**Dataset items**.
—————
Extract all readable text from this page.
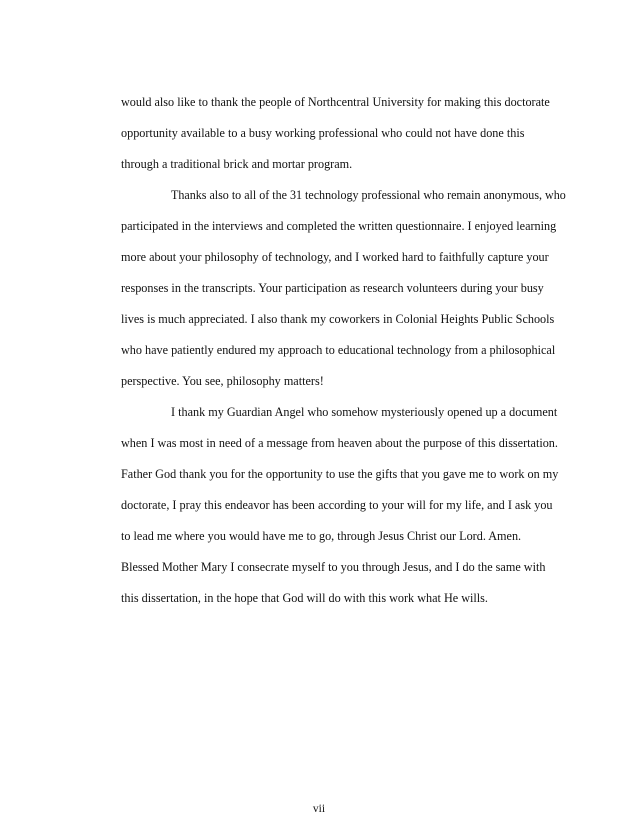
would also like to thank the people of Northcentral University for making this doctorate
opportunity available to a busy working professional who could not have done this
through a traditional brick and mortar program.
Thanks also to all of the 31 technology professional who remain anonymous, who
participated in the interviews and completed the written questionnaire. I enjoyed learning
more about your philosophy of technology, and I worked hard to faithfully capture your
responses in the transcripts. Your participation as research volunteers during your busy
lives is much appreciated. I also thank my coworkers in Colonial Heights Public Schools
who have patiently endured my approach to educational technology from a philosophical
perspective. You see, philosophy matters!
I thank my Guardian Angel who somehow mysteriously opened up a document
when I was most in need of a message from heaven about the purpose of this dissertation.
Father God thank you for the opportunity to use the gifts that you gave me to work on my
doctorate, I pray this endeavor has been according to your will for my life, and I ask you
to lead me where you would have me to go, through Jesus Christ our Lord. Amen.
Blessed Mother Mary I consecrate myself to you through Jesus, and I do the same with
this dissertation, in the hope that God will do with this work what He wills.
vii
—————
**EXERCISE AIM**. Transcribe all the records above word for word, without their images.

**WRITTEN ANSWER**.
Extract all readable text from this page.
would also like to thank the people of Northcentral University for making this doctorate
opportunity available to a busy working professional who could not have done this
through a traditional brick and mortar program.
Thanks also to all of the 31 technology professional who remain anonymous, who
participated in the interviews and completed the written questionnaire. I enjoyed learning
more about your philosophy of technology, and I worked hard to faithfully capture your
responses in the transcripts. Your participation as research volunteers during your busy
lives is much appreciated. I also thank my coworkers in Colonial Heights Public Schools
who have patiently endured my approach to educational technology from a philosophical
perspective. You see, philosophy matters!
I thank my Guardian Angel who somehow mysteriously opened up a document
when I was most in need of a message from heaven about the purpose of this dissertation.
Father God thank you for the opportunity to use the gifts that you gave me to work on my
doctorate, I pray this endeavor has been according to your will for my life, and I ask you
to lead me where you would have me to go, through Jesus Christ our Lord. Amen.
Blessed Mother Mary I consecrate myself to you through Jesus, and I do the same with
this dissertation, in the hope that God will do with this work what He wills.
vii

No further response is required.